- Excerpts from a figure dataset
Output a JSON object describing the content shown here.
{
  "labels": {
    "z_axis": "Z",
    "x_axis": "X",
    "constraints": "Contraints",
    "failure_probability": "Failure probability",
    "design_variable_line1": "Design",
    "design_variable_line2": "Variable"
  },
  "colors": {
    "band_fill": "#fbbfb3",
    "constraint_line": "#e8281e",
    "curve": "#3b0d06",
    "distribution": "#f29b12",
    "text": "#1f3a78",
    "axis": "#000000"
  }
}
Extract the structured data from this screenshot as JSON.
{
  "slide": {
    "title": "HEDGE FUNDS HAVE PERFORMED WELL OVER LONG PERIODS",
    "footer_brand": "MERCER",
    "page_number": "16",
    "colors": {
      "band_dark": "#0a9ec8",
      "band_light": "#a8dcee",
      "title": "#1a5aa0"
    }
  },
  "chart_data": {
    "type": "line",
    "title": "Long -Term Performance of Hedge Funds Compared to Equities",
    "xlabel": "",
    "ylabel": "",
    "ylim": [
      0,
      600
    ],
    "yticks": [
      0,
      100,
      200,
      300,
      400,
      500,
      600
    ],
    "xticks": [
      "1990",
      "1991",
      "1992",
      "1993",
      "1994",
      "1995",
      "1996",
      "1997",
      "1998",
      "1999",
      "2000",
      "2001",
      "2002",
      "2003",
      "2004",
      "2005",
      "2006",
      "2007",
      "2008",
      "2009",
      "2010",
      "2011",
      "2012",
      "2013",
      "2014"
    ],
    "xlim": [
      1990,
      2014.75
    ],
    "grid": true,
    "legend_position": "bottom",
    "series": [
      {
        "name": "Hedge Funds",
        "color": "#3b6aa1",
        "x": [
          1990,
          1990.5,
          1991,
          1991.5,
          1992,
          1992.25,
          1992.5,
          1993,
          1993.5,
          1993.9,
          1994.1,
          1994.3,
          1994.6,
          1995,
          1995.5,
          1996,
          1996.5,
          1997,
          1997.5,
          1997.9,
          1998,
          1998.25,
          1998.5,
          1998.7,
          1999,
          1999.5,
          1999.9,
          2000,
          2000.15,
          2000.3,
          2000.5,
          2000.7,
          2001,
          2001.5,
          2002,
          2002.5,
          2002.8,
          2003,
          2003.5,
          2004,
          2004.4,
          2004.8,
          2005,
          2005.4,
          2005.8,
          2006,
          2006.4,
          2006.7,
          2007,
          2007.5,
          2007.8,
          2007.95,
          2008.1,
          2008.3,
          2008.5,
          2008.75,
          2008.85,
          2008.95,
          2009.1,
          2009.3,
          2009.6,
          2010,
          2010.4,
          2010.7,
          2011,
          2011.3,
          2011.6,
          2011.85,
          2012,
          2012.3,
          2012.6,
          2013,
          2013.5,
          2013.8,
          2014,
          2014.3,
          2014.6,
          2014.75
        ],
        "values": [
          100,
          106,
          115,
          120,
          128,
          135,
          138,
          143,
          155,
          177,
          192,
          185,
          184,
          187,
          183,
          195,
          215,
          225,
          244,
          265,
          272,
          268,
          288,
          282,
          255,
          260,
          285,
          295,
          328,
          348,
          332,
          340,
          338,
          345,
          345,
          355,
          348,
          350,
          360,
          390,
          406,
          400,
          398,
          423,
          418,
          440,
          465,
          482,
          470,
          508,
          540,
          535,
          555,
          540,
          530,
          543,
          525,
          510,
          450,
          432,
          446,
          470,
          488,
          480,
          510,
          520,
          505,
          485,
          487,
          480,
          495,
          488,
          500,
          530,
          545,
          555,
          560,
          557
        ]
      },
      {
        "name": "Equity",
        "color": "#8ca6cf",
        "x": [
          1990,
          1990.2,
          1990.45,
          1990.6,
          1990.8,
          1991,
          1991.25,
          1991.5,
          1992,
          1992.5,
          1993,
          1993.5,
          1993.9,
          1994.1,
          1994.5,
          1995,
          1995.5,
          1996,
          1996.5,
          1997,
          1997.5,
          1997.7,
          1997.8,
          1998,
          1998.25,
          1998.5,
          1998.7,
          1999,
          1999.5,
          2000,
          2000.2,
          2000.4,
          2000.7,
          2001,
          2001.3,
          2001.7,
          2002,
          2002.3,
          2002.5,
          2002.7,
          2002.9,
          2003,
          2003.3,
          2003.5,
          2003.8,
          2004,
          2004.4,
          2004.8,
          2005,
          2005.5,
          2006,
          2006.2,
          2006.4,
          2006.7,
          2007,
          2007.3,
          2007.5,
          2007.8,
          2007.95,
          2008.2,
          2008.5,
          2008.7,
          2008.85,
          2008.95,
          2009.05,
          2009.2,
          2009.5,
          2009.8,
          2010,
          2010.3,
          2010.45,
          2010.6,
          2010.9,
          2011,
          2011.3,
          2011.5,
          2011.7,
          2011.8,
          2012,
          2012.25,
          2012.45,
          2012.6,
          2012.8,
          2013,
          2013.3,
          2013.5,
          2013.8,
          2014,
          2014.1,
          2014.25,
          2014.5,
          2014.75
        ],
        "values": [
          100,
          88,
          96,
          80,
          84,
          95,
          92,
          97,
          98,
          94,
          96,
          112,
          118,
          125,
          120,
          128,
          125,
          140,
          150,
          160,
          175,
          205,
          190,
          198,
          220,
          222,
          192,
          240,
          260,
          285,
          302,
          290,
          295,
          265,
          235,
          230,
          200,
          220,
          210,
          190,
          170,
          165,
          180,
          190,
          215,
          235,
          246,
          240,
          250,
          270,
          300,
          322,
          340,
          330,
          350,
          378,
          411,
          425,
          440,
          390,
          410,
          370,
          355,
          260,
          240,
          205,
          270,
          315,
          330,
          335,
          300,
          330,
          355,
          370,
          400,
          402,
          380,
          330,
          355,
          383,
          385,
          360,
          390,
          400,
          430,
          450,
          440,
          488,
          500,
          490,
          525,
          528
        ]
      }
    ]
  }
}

---

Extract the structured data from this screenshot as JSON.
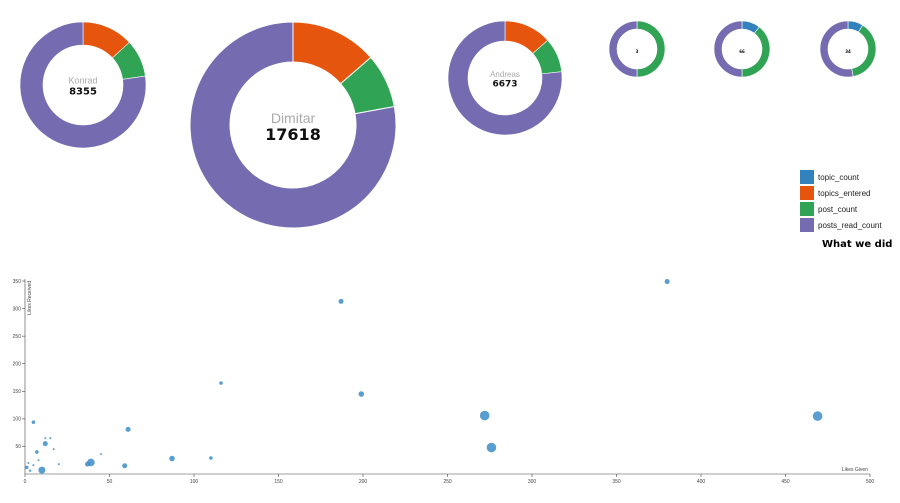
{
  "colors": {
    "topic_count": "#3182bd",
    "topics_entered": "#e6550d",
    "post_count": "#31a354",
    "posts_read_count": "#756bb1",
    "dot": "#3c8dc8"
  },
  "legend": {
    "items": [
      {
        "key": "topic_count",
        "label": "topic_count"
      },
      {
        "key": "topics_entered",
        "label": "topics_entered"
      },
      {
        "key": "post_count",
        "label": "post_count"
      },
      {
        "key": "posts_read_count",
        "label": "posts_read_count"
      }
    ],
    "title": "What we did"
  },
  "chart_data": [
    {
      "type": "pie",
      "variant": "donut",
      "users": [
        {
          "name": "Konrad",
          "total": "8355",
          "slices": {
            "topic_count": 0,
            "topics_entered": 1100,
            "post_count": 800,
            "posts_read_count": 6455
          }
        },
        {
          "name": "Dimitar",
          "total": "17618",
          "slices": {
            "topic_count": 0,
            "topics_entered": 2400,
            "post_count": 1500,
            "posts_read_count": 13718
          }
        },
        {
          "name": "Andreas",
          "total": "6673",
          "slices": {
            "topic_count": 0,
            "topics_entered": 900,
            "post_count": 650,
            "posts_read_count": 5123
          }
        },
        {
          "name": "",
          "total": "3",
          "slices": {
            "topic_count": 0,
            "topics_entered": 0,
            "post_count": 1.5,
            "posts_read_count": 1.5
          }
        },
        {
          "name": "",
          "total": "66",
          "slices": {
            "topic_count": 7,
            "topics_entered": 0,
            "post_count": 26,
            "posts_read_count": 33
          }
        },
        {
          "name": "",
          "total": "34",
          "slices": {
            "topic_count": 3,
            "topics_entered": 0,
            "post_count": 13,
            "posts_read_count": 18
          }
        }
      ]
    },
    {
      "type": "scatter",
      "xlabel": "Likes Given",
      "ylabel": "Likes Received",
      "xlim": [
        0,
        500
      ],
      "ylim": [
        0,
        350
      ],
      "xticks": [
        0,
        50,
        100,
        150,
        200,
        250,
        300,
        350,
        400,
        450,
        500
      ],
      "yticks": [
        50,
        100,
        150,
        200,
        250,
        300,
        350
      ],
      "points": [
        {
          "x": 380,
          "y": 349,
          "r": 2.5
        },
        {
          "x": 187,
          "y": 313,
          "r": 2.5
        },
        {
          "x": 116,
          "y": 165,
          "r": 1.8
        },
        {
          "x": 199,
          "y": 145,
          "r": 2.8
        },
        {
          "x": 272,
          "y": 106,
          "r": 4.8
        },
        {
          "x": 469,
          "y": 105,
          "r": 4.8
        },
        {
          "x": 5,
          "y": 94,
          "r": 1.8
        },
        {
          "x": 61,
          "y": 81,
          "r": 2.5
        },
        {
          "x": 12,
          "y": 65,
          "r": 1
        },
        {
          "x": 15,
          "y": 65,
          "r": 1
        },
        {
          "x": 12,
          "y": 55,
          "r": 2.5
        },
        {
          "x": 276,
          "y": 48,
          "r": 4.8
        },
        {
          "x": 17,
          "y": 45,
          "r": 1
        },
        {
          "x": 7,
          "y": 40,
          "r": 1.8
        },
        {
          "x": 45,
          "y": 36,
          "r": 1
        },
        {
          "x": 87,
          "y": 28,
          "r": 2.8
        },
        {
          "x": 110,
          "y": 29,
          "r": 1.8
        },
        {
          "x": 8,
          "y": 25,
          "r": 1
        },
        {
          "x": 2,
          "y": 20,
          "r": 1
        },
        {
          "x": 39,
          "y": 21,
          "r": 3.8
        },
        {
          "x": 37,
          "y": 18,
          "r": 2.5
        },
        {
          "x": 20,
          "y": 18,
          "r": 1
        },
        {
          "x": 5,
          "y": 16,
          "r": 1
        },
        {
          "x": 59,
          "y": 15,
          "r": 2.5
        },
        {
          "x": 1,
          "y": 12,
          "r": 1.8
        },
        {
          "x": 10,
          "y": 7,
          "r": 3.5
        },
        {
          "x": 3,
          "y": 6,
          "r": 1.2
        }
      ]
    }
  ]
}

- TASK DETAILS
Pull out all lines from the entries above in which the word "total" appears.

- THE OUTPUT
          "total": "8355",
          "total": "17618",
          "total": "6673",
          "total": "3",
          "total": "66",
          "total": "34",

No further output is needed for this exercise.